Items from a figure collection
+ + + +

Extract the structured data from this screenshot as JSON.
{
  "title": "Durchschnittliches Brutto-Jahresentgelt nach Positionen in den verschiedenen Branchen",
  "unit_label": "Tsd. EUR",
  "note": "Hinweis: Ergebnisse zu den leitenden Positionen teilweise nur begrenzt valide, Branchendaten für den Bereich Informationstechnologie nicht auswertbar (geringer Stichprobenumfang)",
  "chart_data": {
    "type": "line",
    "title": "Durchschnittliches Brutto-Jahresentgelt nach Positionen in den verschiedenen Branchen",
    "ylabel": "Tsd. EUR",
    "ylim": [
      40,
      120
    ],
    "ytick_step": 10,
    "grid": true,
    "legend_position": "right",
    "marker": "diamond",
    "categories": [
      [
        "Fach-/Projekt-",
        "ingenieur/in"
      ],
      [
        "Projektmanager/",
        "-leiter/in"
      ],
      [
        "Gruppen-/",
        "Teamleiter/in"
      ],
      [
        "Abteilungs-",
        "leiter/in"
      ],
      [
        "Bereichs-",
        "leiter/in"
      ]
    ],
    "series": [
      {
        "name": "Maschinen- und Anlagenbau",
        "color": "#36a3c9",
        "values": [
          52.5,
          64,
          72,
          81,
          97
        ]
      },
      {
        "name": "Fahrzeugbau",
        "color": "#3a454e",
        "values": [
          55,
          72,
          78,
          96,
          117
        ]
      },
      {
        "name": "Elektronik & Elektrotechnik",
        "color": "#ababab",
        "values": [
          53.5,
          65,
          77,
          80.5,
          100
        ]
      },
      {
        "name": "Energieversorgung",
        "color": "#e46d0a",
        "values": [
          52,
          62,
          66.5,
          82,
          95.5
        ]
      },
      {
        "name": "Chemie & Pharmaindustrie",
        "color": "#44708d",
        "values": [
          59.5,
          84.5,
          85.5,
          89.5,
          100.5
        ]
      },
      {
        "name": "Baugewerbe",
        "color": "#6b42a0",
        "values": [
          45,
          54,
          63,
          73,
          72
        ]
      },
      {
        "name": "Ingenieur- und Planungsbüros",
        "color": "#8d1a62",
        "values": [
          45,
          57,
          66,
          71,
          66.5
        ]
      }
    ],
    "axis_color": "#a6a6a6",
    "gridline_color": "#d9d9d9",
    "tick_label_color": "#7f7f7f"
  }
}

+ + + +

▶ _What this task involves_:
Copy all the records above exactly, missing none.

▶ _Exercise solution_:
Extract the structured data from this screenshot as JSON.
{
  "title": "Durchschnittliches Brutto-Jahresentgelt nach Positionen in den verschiedenen Branchen",
  "unit_label": "Tsd. EUR",
  "note": "Hinweis: Ergebnisse zu den leitenden Positionen teilweise nur begrenzt valide, Branchendaten für den Bereich Informationstechnologie nicht auswertbar (geringer Stichprobenumfang)",
  "chart_data": {
    "type": "line",
    "title": "Durchschnittliches Brutto-Jahresentgelt nach Positionen in den verschiedenen Branchen",
    "ylabel": "Tsd. EUR",
    "ylim": [
      40,
      120
    ],
    "ytick_step": 10,
    "grid": true,
    "legend_position": "right",
    "marker": "diamond",
    "categories": [
      [
        "Fach-/Projekt-",
        "ingenieur/in"
      ],
      [
        "Projektmanager/",
        "-leiter/in"
      ],
      [
        "Gruppen-/",
        "Teamleiter/in"
      ],
      [
        "Abteilungs-",
        "leiter/in"
      ],
      [
        "Bereichs-",
        "leiter/in"
      ]
    ],
    "series": [
      {
        "name": "Maschinen- und Anlagenbau",
        "color": "#36a3c9",
        "values": [
          52.5,
          64,
          72,
          81,
          97
        ]
      },
      {
        "name": "Fahrzeugbau",
        "color": "#3a454e",
        "values": [
          55,
          72,
          78,
          96,
          117
        ]
      },
      {
        "name": "Elektronik & Elektrotechnik",
        "color": "#ababab",
        "values": [
          53.5,
          65,
          77,
          80.5,
          100
        ]
      },
      {
        "name": "Energieversorgung",
        "color": "#e46d0a",
        "values": [
          52,
          62,
          66.5,
          82,
          95.5
        ]
      },
      {
        "name": "Chemie & Pharmaindustrie",
        "color": "#44708d",
        "values": [
          59.5,
          84.5,
          85.5,
          89.5,
          100.5
        ]
      },
      {
        "name": "Baugewerbe",
        "color": "#6b42a0",
        "values": [
          45,
          54,
          63,
          73,
          72
        ]
      },
      {
        "name": "Ingenieur- und Planungsbüros",
        "color": "#8d1a62",
        "values": [
          45,
          57,
          66,
          71,
          66.5
        ]
      }
    ],
    "axis_color": "#a6a6a6",
    "gridline_color": "#d9d9d9",
    "tick_label_color": "#7f7f7f"
  }
}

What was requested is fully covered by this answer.